**Given instruction 1:** Please give the brake booster thread again from "Sorry one more" up to and including "the master cylinder?", and swap "FJ60" for "FJ40".
**Given instruction 2:** Render this sentence from the brake booster thread in Spanish: "I've got a rebuild candidate that we could take apart if you have a solid plan."

**Supplied passage:**
Sorry one more question...
With that FJ60 booster, which does not protrude out as much as the original unit, did you need to bend the brake lines going to the master cylinder?
 
>>Booster Dewey (repair place in Oregon http://www.boosterdeweyexchange.com/) cannot get diaphrams anymore either. He is done with the 76-80 rebuilds unless someone starts making the diaphrams again.

Does anyone know if diaphragms is the only showstopper? I'm thinking I can probably make some diaphragms to solve that problem, but not sure if Booster Dewey also needs other parts.
 
How would you make diaphrams? I would guess that rubber durometer and thickness would have to be pretty close to original for them to work. I've got a rebuild candidate that we could take apart if you have a solid plan.
 
How would you make diaphragms? I would guess that rubber durometer and thickness would have to be pretty close to original for them to work. I've got a rebuild candidate that we could take apart if you have a solid plan.

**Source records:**
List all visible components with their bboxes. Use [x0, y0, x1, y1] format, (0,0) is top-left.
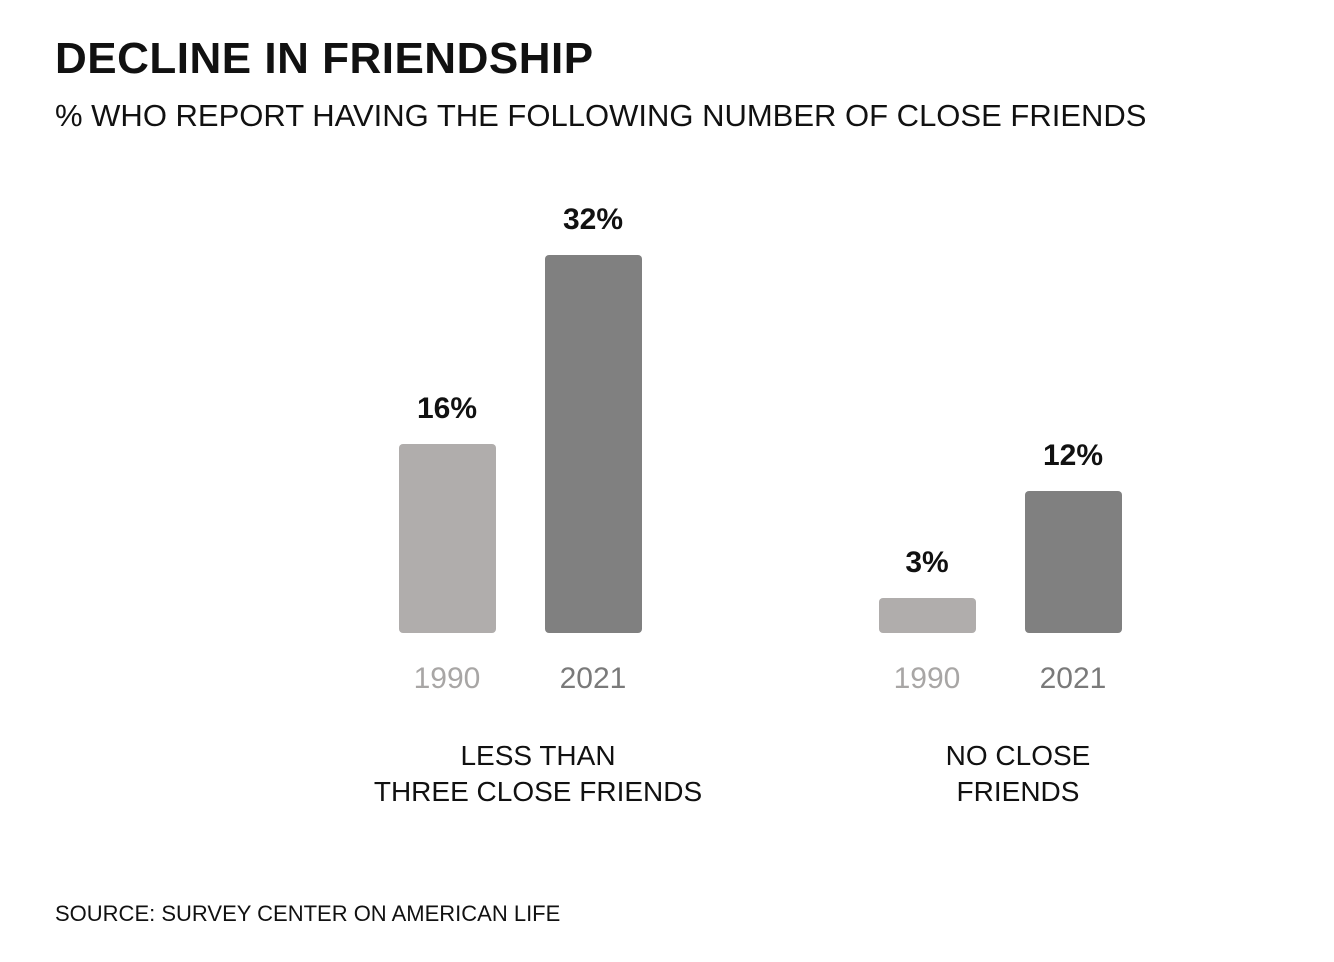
bar — [878, 597, 976, 633]
data-label: 3% — [905, 545, 949, 579]
bar — [398, 444, 496, 633]
bar — [1024, 491, 1122, 633]
category-label: LESS THAN THREE CLOSE FRIENDS — [373, 740, 703, 807]
chart-title: DECLINE IN FRIENDSHIP — [55, 34, 594, 83]
data-label: 16% — [416, 392, 478, 425]
category-label: NO CLOSE FRIENDS — [945, 740, 1091, 807]
chart-subtitle: % WHO REPORT HAVING THE FOLLOWING NUMBER… — [55, 98, 1147, 133]
source-note: SOURCE: SURVEY CENTER ON AMERICAN LIFE — [55, 901, 561, 926]
series-label: 1990 — [413, 662, 481, 695]
series-label: 1990 — [893, 662, 961, 695]
bar — [544, 255, 642, 633]
series-label: 2021 — [1039, 662, 1107, 695]
data-label: 12% — [1042, 439, 1104, 473]
data-label: 32% — [562, 203, 624, 236]
series-label: 2021 — [559, 662, 627, 695]
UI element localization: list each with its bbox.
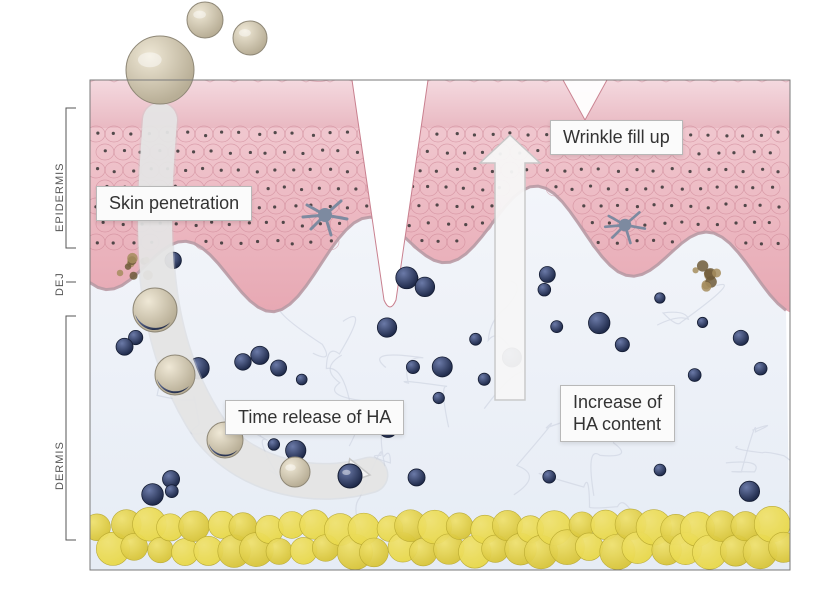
callout-wrinkle-fill: Wrinkle fill up [550, 120, 683, 155]
callout-skin-penetration: Skin penetration [96, 186, 252, 221]
callout-increase-ha: Increase ofHA content [560, 385, 675, 442]
callout-time-release: Time release of HA [225, 400, 404, 435]
diagram-stage: EPIDERMIS DEJ DERMIS Skin penetration Wr… [0, 0, 833, 594]
diagram-svg [0, 0, 833, 594]
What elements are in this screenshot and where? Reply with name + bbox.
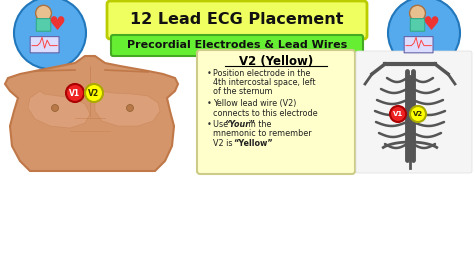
Text: •: • [207,120,212,129]
Circle shape [388,0,460,69]
FancyBboxPatch shape [197,50,355,174]
Circle shape [85,84,103,102]
FancyBboxPatch shape [30,37,59,53]
Circle shape [14,0,86,69]
Polygon shape [28,91,90,128]
Text: Use: Use [213,120,231,129]
Text: V1: V1 [393,111,403,117]
Text: connects to this electrode: connects to this electrode [213,109,318,118]
Text: ♥: ♥ [49,15,66,34]
Text: ♥: ♥ [423,15,440,34]
Polygon shape [95,91,160,126]
Text: “Your”: “Your” [224,120,255,129]
FancyBboxPatch shape [410,19,425,31]
Text: V2 is: V2 is [213,139,235,148]
Text: V2: V2 [413,111,423,117]
FancyBboxPatch shape [111,35,363,56]
Text: 4th intercostal space, left: 4th intercostal space, left [213,78,316,87]
Circle shape [410,106,426,122]
Text: V2 (Yellow): V2 (Yellow) [239,55,313,68]
Text: •: • [207,69,212,77]
Text: “Yellow”: “Yellow” [233,139,273,148]
FancyBboxPatch shape [356,51,472,173]
Circle shape [52,105,58,111]
Circle shape [66,84,84,102]
Text: Yellow lead wire (V2): Yellow lead wire (V2) [213,99,296,108]
FancyBboxPatch shape [107,1,367,39]
FancyBboxPatch shape [404,37,433,53]
Text: •: • [207,99,212,108]
Text: of the sternum: of the sternum [213,88,273,97]
Text: Precordial Electrodes & Lead Wires: Precordial Electrodes & Lead Wires [127,40,347,51]
Text: 12 Lead ECG Placement: 12 Lead ECG Placement [130,13,344,27]
Text: in the: in the [246,120,272,129]
Circle shape [390,106,406,122]
Text: V1: V1 [69,89,81,98]
Text: mnemonic to remember: mnemonic to remember [213,130,311,139]
Circle shape [410,5,426,21]
Text: V2: V2 [89,89,100,98]
Polygon shape [5,56,178,171]
Circle shape [127,105,134,111]
FancyBboxPatch shape [36,19,51,31]
Text: Position electrode in the: Position electrode in the [213,69,310,77]
Circle shape [36,5,52,21]
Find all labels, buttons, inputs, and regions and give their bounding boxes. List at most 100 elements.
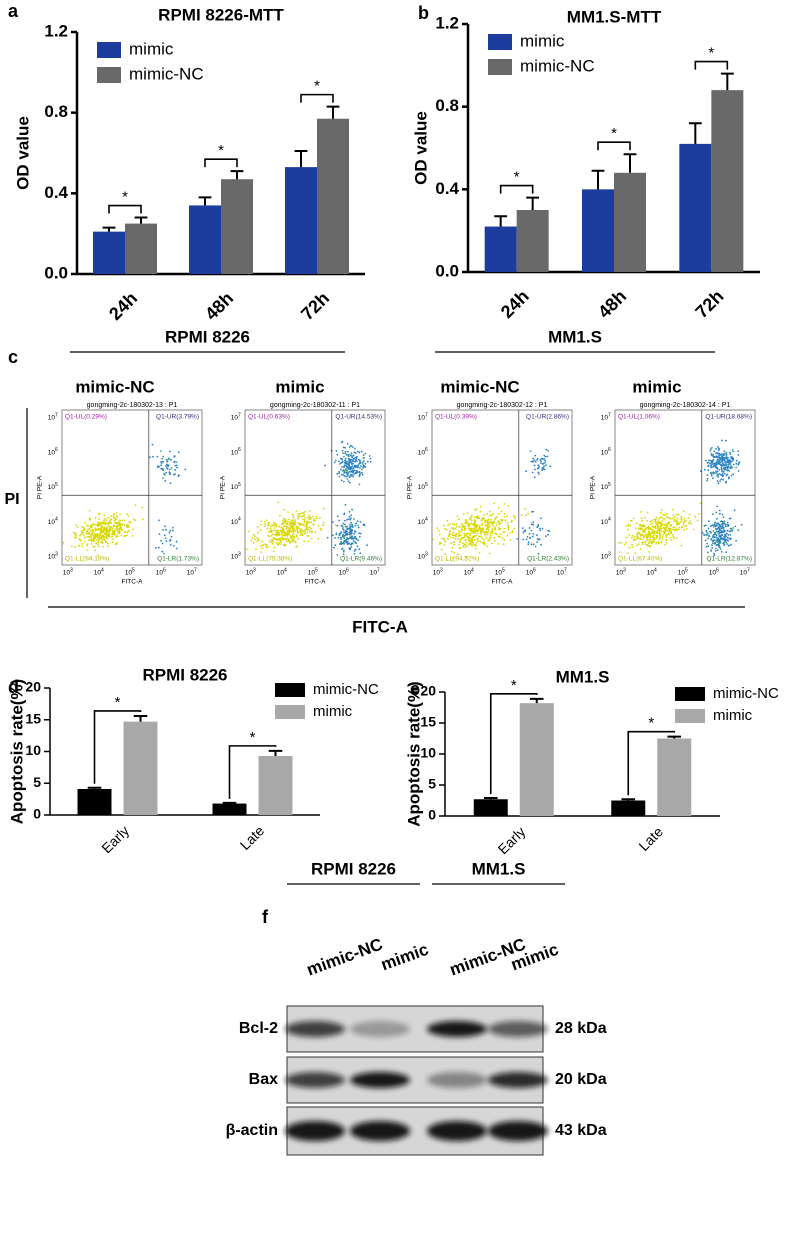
event-dot [86,524,88,527]
event-dot [278,532,281,534]
event-dot [722,478,725,481]
event-dot [346,525,348,528]
event-dot [284,520,287,523]
event-dot [480,540,482,543]
event-dot [670,523,673,526]
event-dot [271,542,274,545]
event-dot [648,530,651,533]
tick-base: 10 [433,570,441,577]
event-dot [732,463,735,466]
event-dot [174,469,177,471]
event-dot [710,474,713,477]
tick-exponent: 5 [425,482,428,488]
event-dot [86,536,89,538]
event-dot [673,518,676,521]
event-dot [488,552,491,555]
event-dot [286,525,288,528]
event-dot [685,527,688,530]
event-dot [653,536,655,539]
event-dot [287,527,289,529]
event-dot [103,538,105,541]
event-dot [512,514,515,517]
event-dot [175,461,178,463]
event-dot [303,540,306,543]
event-dot [272,550,275,553]
event-dot [308,518,311,521]
event-dot [158,519,160,522]
event-dot [671,517,674,520]
event-dot [360,450,363,453]
event-dot [725,463,727,465]
event-dot [173,460,176,463]
event-dot [100,530,102,533]
event-dot [116,522,119,525]
event-dot [712,456,715,459]
event-dot [720,530,722,532]
event-dot [169,458,172,461]
event-dot [451,522,454,525]
event-dot [728,544,730,547]
x-tick-label: 72h [691,286,727,322]
event-dot [641,543,644,545]
event-dot [269,527,272,530]
event-dot [485,545,488,548]
event-dot [665,541,668,544]
event-dot [644,517,647,519]
event-dot [245,548,248,551]
event-dot [293,536,295,538]
event-dot [301,518,304,521]
event-dot [94,535,97,538]
event-dot [347,538,350,540]
event-dot [716,549,719,552]
event-dot [298,514,301,517]
event-dot [715,522,718,525]
event-dot [267,523,270,526]
event-dot [667,522,670,525]
x-tick-label: 48h [201,288,237,324]
event-dot [170,535,173,538]
event-dot [717,527,719,530]
event-dot [450,536,452,539]
event-dot [497,543,500,545]
event-dot [678,526,681,529]
event-dot [340,536,342,539]
event-dot [683,528,686,531]
event-dot [629,524,632,527]
event-dot [101,539,104,542]
event-dot [497,520,500,523]
event-dot [729,461,732,464]
event-dot [637,543,640,546]
event-dot [667,532,670,534]
event-dot [466,545,469,548]
plot-frame [614,409,756,566]
event-dot [339,463,341,465]
event-dot [641,519,643,522]
event-dot [351,465,354,467]
tick-exponent: 4 [471,567,474,573]
y-tick-label: 0.0 [44,263,68,282]
event-dot [306,523,309,526]
event-dot [461,525,464,528]
event-dot [731,460,733,463]
event-dot [344,525,347,528]
event-dot [713,523,716,526]
event-dot [366,460,369,463]
event-dot [345,468,347,470]
event-dot [99,534,102,537]
event-dot [718,460,721,463]
tick-exponent: 6 [716,567,719,573]
event-dot [670,539,673,541]
x-tick-label: 48h [594,286,630,322]
tick-base: 10 [231,519,239,526]
event-dot [177,451,180,454]
event-dot [336,524,339,527]
event-dot [92,546,95,548]
event-dot [470,514,473,517]
event-dot [724,536,727,538]
bar [285,167,317,274]
tick-base: 10 [418,484,426,491]
event-dot [113,519,116,522]
event-dot [283,508,285,511]
event-dot [490,530,493,533]
event-dot [357,539,360,541]
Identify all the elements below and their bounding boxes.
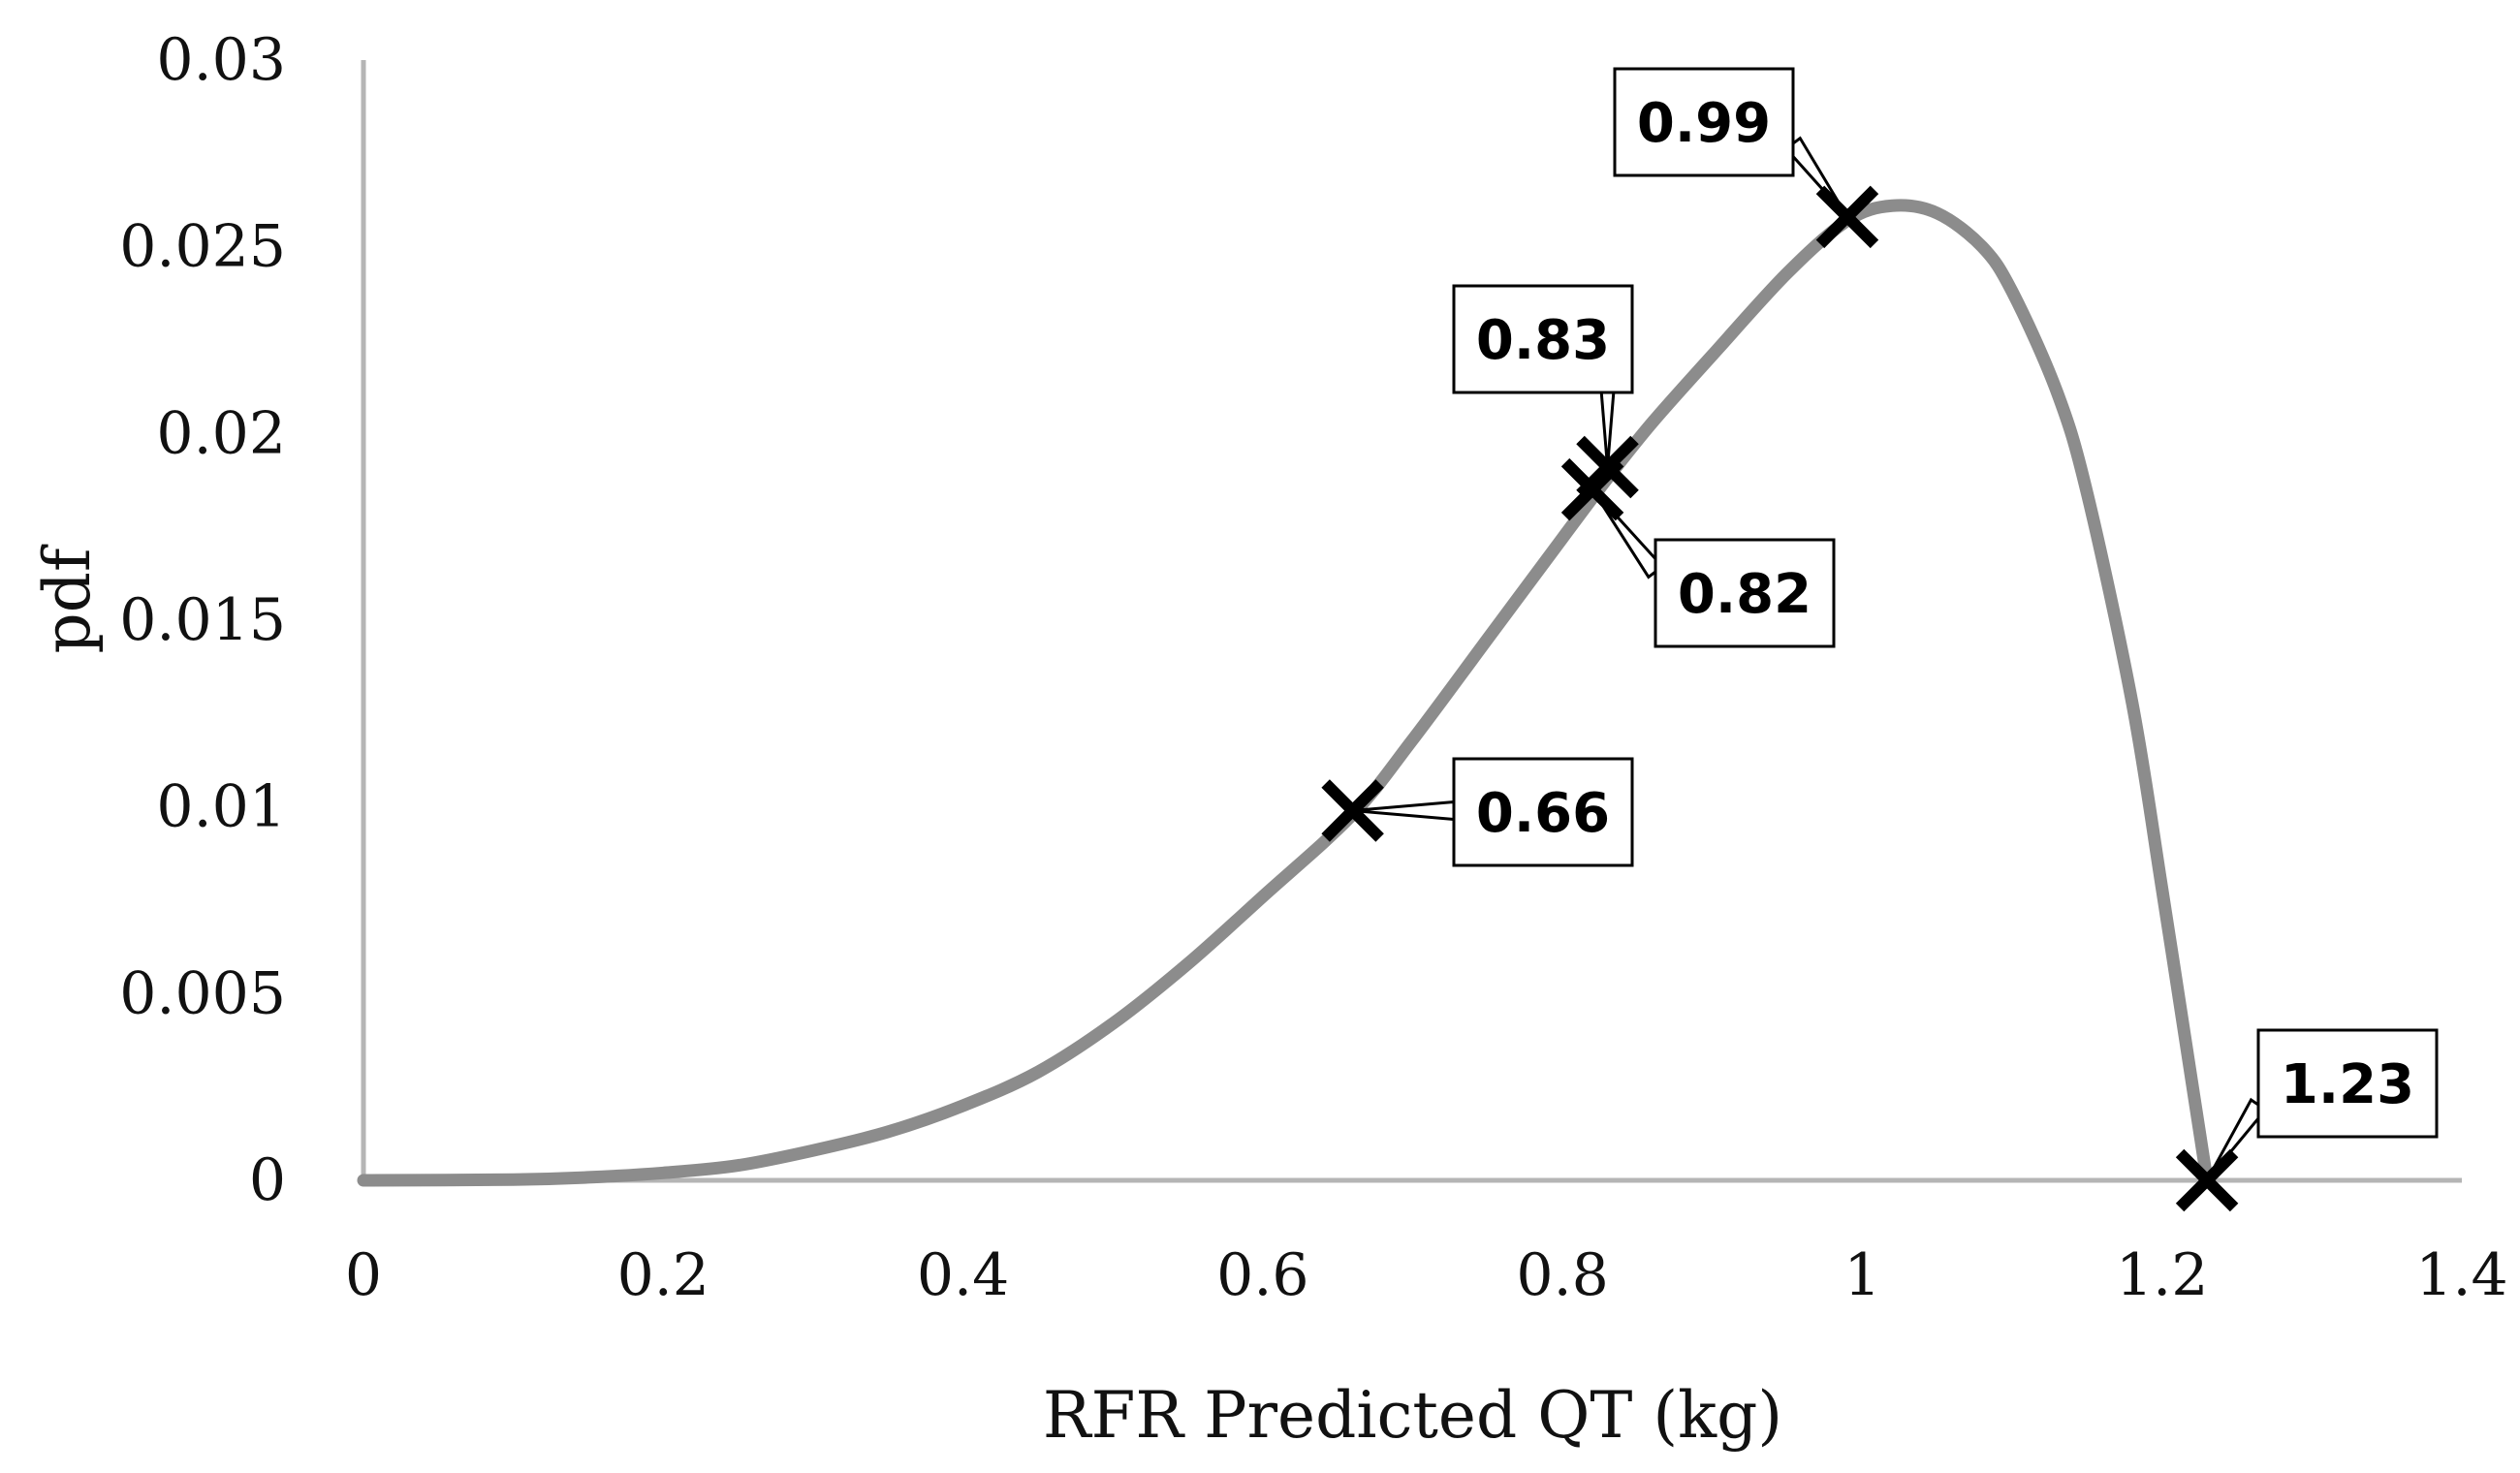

**Answer 1:**
Sorry one more question...
With that FJ40 booster, which does not protrude out as much as the original unit, did you need to bend the brake lines going to the master cylinder?

**Answer 2:** Tengo un candidato a reconstrucción que podríamos desmontar si tienes un plan sólido.